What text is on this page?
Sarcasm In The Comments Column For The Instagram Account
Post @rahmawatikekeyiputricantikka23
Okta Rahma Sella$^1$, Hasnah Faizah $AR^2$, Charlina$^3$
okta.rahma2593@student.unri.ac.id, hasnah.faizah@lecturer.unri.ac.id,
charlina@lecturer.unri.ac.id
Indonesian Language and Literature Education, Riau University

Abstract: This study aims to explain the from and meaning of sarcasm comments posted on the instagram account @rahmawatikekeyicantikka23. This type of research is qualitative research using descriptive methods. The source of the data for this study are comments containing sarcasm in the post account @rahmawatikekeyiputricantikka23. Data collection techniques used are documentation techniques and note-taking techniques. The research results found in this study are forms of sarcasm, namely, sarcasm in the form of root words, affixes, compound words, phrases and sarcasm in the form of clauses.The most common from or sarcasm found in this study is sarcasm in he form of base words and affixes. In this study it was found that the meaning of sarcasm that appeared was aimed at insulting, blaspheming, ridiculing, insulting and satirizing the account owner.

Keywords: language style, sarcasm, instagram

********

- **What needs to be done**:
Each line of the material should be duplicated exactly, please.

- **Written reply**:
What text is on this page?
Sarcasm In The Comments Column For The Instagram Account
Post @rahmawatikekeyiputricantikka23
Okta Rahma Sella$^1$, Hasnah Faizah $AR^2$, Charlina$^3$
okta.rahma2593@student.unri.ac.id, hasnah.faizah@lecturer.unri.ac.id,
charlina@lecturer.unri.ac.id
Indonesian Language and Literature Education, Riau University

Abstract: This study aims to explain the from and meaning of sarcasm comments posted on the instagram account @rahmawatikekeyicantikka23. This type of research is qualitative research using descriptive methods. The source of the data for this study are comments containing sarcasm in the post account @rahmawatikekeyiputricantikka23. Data collection techniques used are documentation techniques and note-taking techniques. The research results found in this study are forms of sarcasm, namely, sarcasm in the form of root words, affixes, compound words, phrases and sarcasm in the form of clauses.The most common from or sarcasm found in this study is sarcasm in he form of base words and affixes. In this study it was found that the meaning of sarcasm that appeared was aimed at insulting, blaspheming, ridiculing, insulting and satirizing the account owner.

Keywords: language style, sarcasm, instagram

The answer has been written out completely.